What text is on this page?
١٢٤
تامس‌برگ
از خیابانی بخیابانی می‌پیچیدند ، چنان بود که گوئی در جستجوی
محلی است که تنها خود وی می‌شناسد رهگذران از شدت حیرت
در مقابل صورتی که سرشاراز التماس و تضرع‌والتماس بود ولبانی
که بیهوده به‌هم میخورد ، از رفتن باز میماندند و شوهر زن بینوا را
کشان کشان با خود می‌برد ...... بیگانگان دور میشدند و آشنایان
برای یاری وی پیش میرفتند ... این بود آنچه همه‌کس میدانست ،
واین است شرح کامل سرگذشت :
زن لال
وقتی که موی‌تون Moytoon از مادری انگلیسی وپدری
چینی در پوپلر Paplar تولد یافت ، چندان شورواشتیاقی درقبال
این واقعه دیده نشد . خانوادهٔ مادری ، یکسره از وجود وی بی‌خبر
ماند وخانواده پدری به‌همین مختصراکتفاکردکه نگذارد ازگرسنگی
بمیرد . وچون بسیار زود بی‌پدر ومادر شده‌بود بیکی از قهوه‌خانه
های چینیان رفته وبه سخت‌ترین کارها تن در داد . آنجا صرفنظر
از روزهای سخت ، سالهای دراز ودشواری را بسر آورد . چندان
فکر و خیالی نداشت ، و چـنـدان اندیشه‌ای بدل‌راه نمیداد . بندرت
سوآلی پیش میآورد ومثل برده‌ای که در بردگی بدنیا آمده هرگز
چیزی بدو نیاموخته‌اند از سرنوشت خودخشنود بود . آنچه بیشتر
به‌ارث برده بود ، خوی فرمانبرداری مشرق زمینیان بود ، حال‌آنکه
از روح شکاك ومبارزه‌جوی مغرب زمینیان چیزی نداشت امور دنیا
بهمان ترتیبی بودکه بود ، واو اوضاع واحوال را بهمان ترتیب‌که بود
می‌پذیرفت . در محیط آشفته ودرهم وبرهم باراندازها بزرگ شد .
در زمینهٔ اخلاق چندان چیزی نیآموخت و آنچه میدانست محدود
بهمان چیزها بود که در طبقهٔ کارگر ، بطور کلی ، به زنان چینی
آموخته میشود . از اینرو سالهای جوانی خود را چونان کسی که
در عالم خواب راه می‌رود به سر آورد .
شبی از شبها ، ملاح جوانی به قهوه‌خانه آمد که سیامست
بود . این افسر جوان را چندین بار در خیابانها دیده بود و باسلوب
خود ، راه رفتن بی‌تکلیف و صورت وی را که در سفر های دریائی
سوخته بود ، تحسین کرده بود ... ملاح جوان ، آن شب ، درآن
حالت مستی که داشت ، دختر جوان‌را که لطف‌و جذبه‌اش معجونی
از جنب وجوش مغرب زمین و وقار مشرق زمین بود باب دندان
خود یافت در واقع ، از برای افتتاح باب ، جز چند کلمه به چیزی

* _AIM OF THE TASK_:
Pull every line containing "چیزی" out of the data above.

* _OUTPUT OF THE TASK_:
چیزی بدو نیاموخته‌اند از سرنوشت خودخشنود بود . آنچه بیشتر
از روح شکاك ومبارزه‌جوی مغرب زمینیان چیزی نداشت امور دنیا
در زمینهٔ اخلاق چندان چیزی نیآموخت و آنچه میدانست محدود
خود یافت در واقع ، از برای افتتاح باب ، جز چند کلمه به چیزی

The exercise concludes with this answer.